▸ EXCERTO DO DOCUMENTO:
- O Ministério Público interpôs recurso extraordinário para fixação de jurisprudência, nos termos dos artigos 437.º, n.ºs 2 e 4 e 438.º do CPP, por haver oposição entre o acórdão do Tribunal da Relação de Coimbra de 10.11.2021 proferido nestes autos e o acórdão do TRC de 7.07.2021, proferido no processo n.º 178/14.6GTLRA-B.C1.[1] 1.
- Verificada a oposição de julgados, foi julgado este recurso extraordinário para fixação de jurisprudência procedente por acórdão de 10.03.2022 e, em consequência, foi ordenado o seu prosseguimento (art. 441.º, n.º 1, 2ª parte, do CPP), mas ficando os ulteriores termos suspensos até ao julgamento do recurso no processo n.º 38/18.1GEABC-A.C1-A.S1 (onde por acórdão do STJ de 17.02.2022, fora reconhecida a oposição de julgados sobre a mesma questão de direito), por força do disposto no art. 441.º, n.º 2, do CPP. 1.

▸ TAREFA A: Traduza para inglês a seguinte frase do excerto do documento: "Verificada a oposição de julgados, foi julgado este recurso extraordinário para fixação de jurisprudência procedente por acórdão de 10.03.2022 e, em consequência, foi ordenado o seu prosseguimento (art. 441.º, n.º 1, 2ª parte, do CPP), mas ficando os ulteriores termos suspensos até ao julgamento do recurso no processo n.º 38/18.1GEABC-A.C1-A.S1 (onde por acórdão do STJ de 17.02.2022, fora reconhecida a oposição de julgados sobre a mesma questão de direito), por força do disposto no art. 441.º, n.º 2, do CPP."
▸ TAREFA B: Imprima, por favor, a parte do excerto do documento que começa em "- O Ministério" e segue até "2, do CPP. 1.", sem alterar nada.
Baseie-se apenas no excerto do documento.

▸ ITENS FORNECIDOS:

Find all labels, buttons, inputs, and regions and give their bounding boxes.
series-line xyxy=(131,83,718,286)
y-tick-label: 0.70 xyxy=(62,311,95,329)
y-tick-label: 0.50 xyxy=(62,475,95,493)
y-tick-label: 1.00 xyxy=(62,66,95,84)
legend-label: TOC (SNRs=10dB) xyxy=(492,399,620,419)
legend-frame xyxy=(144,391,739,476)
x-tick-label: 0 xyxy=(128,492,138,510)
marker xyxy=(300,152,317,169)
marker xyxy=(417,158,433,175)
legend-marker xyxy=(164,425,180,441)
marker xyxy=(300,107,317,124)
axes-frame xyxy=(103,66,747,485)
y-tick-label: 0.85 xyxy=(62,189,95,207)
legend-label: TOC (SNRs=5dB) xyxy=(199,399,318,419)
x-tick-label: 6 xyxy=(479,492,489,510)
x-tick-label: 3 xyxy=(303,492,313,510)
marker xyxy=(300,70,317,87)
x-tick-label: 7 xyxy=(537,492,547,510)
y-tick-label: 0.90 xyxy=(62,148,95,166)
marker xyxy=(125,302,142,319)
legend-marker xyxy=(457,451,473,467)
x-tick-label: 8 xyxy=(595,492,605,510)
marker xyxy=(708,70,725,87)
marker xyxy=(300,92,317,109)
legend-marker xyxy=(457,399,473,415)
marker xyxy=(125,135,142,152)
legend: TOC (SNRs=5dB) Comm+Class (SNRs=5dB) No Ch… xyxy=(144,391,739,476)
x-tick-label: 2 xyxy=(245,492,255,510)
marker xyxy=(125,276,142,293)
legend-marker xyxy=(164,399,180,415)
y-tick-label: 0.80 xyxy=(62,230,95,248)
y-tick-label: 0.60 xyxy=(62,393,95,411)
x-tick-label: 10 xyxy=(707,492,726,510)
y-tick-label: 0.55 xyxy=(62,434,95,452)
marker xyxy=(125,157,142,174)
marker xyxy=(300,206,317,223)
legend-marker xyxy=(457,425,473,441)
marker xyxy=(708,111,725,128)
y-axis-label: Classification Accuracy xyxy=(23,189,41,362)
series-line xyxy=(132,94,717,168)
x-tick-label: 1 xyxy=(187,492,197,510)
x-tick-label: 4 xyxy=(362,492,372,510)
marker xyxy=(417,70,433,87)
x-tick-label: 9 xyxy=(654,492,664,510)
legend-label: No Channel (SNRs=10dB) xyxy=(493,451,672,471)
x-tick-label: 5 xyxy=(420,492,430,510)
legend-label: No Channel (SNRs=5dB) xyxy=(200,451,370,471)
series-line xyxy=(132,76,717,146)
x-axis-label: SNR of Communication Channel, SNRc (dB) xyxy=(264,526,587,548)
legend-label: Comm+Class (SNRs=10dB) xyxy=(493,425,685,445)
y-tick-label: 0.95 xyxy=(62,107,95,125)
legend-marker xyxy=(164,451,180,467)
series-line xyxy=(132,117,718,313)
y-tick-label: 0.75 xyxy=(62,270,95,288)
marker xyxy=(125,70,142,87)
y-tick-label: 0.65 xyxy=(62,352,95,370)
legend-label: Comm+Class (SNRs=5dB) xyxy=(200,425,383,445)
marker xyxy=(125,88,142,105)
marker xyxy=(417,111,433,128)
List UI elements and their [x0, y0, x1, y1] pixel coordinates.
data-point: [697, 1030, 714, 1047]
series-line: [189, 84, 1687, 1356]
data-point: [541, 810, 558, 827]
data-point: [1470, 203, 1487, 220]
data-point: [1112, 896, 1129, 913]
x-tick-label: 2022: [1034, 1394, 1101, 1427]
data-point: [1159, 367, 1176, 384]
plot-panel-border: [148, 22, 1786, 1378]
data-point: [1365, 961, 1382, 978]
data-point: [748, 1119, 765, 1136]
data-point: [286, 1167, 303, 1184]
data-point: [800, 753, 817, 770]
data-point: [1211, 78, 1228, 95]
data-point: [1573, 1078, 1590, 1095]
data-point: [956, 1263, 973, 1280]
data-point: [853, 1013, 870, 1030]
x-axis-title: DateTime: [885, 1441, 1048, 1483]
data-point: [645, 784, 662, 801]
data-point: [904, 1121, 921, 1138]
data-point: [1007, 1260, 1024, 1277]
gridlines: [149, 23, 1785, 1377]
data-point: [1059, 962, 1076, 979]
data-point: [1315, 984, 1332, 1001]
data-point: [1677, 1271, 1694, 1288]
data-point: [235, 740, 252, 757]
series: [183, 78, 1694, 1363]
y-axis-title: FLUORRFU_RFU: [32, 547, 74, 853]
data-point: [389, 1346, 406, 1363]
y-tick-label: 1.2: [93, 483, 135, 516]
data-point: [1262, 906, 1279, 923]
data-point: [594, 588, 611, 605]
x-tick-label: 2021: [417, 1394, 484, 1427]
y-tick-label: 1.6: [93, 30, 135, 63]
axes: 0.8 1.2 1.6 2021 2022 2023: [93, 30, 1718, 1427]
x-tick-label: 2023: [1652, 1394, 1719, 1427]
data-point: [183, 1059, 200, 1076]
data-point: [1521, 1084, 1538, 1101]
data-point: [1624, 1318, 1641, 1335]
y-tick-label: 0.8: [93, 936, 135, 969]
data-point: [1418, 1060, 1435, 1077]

▸ RESPOSTA A: Once the conflict between judgments had been verified, this extraordinary appeal for the establishment of case law was ruled well-founded by a judgment of 10.03.2022 and, as a result, its continuation was ordered (art. 441, no. 1, second part, of the CPP), but with the subsequent proceedings suspended until the decision on the appeal in case no. 38/18.1GEABC-A.C1-A.S1 (in which, by a judgment of the STJ of 17.02.2022, the conflict between judgments on the same question of law had been recognized), pursuant to art. 441, no. 2, of the CPP.

▸ RESPOSTA B:
- O Ministério Público interpôs recurso extraordinário para fixação de jurisprudência, nos termos dos artigos 437.º, n.ºs 2 e 4 e 438.º do CPP, por haver oposição entre o acórdão do Tribunal da Relação de Coimbra de 10.11.2021 proferido nestes autos e o acórdão do TRC de 7.07.2021, proferido no processo n.º 178/14.6GTLRA-B.C1.[1] 1.
- Verificada a oposição de julgados, foi julgado este recurso extraordinário para fixação de jurisprudência procedente por acórdão de 10.03.2022 e, em consequência, foi ordenado o seu prosseguimento (art. 441.º, n.º 1, 2ª parte, do CPP), mas ficando os ulteriores termos suspensos até ao julgamento do recurso no processo n.º 38/18.1GEABC-A.C1-A.S1 (onde por acórdão do STJ de 17.02.2022, fora reconhecida a oposição de julgados sobre a mesma questão de direito), por força do disposto no art. 441.º, n.º 2, do CPP. 1.